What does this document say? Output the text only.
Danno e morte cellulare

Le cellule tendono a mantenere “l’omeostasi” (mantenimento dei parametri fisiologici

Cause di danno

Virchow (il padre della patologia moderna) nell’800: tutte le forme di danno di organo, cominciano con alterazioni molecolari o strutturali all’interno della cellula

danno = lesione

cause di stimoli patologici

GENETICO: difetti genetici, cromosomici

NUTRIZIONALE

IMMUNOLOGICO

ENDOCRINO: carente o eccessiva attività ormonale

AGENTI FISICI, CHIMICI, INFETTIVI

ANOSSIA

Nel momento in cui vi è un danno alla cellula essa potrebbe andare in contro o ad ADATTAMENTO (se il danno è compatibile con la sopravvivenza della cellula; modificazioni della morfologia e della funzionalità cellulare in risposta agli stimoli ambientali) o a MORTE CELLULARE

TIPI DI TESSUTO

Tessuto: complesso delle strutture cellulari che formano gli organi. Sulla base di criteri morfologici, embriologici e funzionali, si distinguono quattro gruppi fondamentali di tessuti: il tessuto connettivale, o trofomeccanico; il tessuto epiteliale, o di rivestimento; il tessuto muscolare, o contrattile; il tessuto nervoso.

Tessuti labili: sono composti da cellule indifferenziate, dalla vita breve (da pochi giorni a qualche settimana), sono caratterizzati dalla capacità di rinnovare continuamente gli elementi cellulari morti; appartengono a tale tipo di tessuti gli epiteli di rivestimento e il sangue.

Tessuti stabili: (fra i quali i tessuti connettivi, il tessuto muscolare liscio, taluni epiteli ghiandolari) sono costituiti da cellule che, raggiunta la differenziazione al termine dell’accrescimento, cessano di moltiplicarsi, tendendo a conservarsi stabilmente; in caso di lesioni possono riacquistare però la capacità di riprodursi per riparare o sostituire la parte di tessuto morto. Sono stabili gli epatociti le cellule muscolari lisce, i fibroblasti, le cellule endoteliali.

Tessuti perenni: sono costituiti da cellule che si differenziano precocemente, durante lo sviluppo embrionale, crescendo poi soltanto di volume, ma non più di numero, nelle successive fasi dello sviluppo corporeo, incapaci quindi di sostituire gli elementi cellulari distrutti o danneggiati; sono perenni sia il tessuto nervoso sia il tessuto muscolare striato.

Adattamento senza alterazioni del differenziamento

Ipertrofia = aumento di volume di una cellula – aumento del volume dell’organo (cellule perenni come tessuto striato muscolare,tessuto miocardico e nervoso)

----------

— Task details —
Repeat the records exactly, including every line.

— Answer to this exercise —
What does this document say? Output the text only.
Danno e morte cellulare

Le cellule tendono a mantenere “l’omeostasi” (mantenimento dei parametri fisiologici

Cause di danno

Virchow (il padre della patologia moderna) nell’800: tutte le forme di danno di organo, cominciano con alterazioni molecolari o strutturali all’interno della cellula

danno = lesione

cause di stimoli patologici

GENETICO: difetti genetici, cromosomici

NUTRIZIONALE

IMMUNOLOGICO

ENDOCRINO: carente o eccessiva attività ormonale

AGENTI FISICI, CHIMICI, INFETTIVI

ANOSSIA

Nel momento in cui vi è un danno alla cellula essa potrebbe andare in contro o ad ADATTAMENTO (se il danno è compatibile con la sopravvivenza della cellula; modificazioni della morfologia e della funzionalità cellulare in risposta agli stimoli ambientali) o a MORTE CELLULARE

TIPI DI TESSUTO

Tessuto: complesso delle strutture cellulari che formano gli organi. Sulla base di criteri morfologici, embriologici e funzionali, si distinguono quattro gruppi fondamentali di tessuti: il tessuto connettivale, o trofomeccanico; il tessuto epiteliale, o di rivestimento; il tessuto muscolare, o contrattile; il tessuto nervoso.

Tessuti labili: sono composti da cellule indifferenziate, dalla vita breve (da pochi giorni a qualche settimana), sono caratterizzati dalla capacità di rinnovare continuamente gli elementi cellulari morti; appartengono a tale tipo di tessuti gli epiteli di rivestimento e il sangue.

Tessuti stabili: (fra i quali i tessuti connettivi, il tessuto muscolare liscio, taluni epiteli ghiandolari) sono costituiti da cellule che, raggiunta la differenziazione al termine dell’accrescimento, cessano di moltiplicarsi, tendendo a conservarsi stabilmente; in caso di lesioni possono riacquistare però la capacità di riprodursi per riparare o sostituire la parte di tessuto morto. Sono stabili gli epatociti le cellule muscolari lisce, i fibroblasti, le cellule endoteliali.

Tessuti perenni: sono costituiti da cellule che si differenziano precocemente, durante lo sviluppo embrionale, crescendo poi soltanto di volume, ma non più di numero, nelle successive fasi dello sviluppo corporeo, incapaci quindi di sostituire gli elementi cellulari distrutti o danneggiati; sono perenni sia il tessuto nervoso sia il tessuto muscolare striato.

Adattamento senza alterazioni del differenziamento

Ipertrofia = aumento di volume di una cellula – aumento del volume dell’organo (cellule perenni come tessuto striato muscolare,tessuto miocardico e nervoso)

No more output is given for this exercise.